Exercise requirements —
1 – In the Panoviewer page, rewrite the paragraph that begins "If this gets integrated into the Mediaviewer" as a short list, keeping its main facts.
2 – According to the Panoviewer page, during which event was progressive HD download added to the tool?

Passage —
Page MenuHomePhabricator

Explore moving the Panoviewer gadget/Toolforge tool into production
Open, LowPublic

Description

The work to create this tool by @dschwen is impressive, and got more so during the Wikimania 2016 hackathon with progressive HD download allowing for more performant use. See T105789: A new panoramic viewer for commons for more details.

The tool uses the Tool Labs grid for job execution and a library for tile manufacturer; theoretically it could be made into a real extension, with the tile manufactory put onto the Services cluster. This would allow it to be deployed everywhere, not just on Commmons, and integrated into MediaViewer officially rather than through a hack ;-) Maybe?

Event Timeline

Sounds good, what do you need from me?

If this gets integrated into the Mediaviewer we need to get additional data from the API, namely if the image really is a panorama (we'd need test if a specific template is used on the page, and in the case of non-spherical panos we need to fetch a template parameter for the location of the horizon line).

Currently the panoviewer only supports full spherical panoramics in equirectangular projection (which is exactly what "photospheres" are). Adding support for incomplete panos (either reduced vertical or horizontal FOV) should be straight forward though.

Data extracts —
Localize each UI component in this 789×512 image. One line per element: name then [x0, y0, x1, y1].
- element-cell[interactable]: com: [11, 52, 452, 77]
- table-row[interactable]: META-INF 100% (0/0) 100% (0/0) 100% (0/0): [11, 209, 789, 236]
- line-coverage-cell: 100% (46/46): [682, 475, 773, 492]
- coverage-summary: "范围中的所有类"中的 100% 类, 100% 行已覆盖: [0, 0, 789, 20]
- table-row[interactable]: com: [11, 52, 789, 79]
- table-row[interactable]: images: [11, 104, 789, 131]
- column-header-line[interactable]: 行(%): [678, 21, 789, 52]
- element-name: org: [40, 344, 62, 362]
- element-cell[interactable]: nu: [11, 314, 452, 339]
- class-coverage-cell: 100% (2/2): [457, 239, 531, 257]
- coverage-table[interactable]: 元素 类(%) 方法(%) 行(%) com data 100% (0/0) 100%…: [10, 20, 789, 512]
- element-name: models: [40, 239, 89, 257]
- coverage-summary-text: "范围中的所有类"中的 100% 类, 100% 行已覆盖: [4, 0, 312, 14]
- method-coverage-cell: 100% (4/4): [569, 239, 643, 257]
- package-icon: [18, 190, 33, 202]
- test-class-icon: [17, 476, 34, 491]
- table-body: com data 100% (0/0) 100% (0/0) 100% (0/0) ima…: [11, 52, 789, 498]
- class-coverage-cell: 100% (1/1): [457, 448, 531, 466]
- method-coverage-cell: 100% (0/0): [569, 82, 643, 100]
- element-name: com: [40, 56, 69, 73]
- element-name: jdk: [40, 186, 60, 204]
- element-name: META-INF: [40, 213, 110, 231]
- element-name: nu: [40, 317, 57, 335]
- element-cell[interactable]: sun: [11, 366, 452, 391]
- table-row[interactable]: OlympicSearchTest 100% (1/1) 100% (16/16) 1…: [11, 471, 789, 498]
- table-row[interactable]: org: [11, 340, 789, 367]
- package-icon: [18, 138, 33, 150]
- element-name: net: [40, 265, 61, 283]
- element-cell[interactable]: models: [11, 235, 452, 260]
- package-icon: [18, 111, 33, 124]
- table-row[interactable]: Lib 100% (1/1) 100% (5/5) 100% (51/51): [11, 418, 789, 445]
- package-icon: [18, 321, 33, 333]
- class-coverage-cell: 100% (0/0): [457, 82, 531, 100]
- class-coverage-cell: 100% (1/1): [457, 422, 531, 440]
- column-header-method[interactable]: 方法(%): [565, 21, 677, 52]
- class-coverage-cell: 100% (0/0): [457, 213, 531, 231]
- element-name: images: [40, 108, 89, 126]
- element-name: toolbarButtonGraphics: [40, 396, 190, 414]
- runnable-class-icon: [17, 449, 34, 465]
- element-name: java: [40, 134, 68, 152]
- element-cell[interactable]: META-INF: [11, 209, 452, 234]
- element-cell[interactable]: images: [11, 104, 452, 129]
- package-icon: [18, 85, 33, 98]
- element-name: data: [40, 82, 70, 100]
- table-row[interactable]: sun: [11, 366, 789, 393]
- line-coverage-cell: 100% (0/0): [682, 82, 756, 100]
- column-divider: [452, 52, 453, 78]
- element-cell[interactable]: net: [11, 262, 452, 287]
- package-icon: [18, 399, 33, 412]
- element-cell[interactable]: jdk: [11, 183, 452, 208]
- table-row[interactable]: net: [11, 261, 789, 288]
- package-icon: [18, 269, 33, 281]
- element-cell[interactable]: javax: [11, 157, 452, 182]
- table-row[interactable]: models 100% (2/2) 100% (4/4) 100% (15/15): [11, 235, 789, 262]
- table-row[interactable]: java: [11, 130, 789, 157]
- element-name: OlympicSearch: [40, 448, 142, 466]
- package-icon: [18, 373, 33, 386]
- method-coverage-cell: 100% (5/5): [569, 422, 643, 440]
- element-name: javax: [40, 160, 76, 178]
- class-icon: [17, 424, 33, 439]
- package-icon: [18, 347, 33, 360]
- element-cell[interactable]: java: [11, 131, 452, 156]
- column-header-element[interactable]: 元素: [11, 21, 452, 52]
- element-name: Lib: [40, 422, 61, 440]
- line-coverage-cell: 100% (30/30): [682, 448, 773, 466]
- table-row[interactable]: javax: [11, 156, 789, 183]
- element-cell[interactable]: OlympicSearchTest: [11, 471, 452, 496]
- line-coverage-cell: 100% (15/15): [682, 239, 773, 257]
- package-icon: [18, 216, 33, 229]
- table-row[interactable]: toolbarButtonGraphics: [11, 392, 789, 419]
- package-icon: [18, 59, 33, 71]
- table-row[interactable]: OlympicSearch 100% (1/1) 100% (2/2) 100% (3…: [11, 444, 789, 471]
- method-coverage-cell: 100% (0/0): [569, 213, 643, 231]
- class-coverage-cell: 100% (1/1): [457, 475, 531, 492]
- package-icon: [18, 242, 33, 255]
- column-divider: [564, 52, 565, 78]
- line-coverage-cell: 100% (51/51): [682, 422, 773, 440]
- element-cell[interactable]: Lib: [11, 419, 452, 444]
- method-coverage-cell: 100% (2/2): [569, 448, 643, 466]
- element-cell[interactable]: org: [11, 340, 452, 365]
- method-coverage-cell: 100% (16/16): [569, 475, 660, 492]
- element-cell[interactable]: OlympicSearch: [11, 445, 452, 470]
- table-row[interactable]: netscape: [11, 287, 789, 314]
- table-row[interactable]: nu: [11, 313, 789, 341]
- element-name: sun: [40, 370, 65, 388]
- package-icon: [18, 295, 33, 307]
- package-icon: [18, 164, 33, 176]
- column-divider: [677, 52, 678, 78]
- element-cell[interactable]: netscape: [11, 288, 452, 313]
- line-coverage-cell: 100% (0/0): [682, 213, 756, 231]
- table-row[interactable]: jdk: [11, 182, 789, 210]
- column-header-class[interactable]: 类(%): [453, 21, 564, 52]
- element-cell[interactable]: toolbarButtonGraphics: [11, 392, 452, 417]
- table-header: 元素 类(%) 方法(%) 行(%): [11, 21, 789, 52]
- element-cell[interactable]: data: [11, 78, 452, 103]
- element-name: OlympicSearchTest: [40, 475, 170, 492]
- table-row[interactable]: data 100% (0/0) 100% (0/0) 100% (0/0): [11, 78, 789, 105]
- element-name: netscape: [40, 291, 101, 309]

Responses to the exercise —
1 –
Integrating the viewer into MediaViewer would require additional data from the API:
- whether the image really is a panorama, found by testing whether a specific template is used on the page
- for non-spherical panoramas, a template parameter giving the location of the horizon line

2 – The Wikimania 2016 hackathon.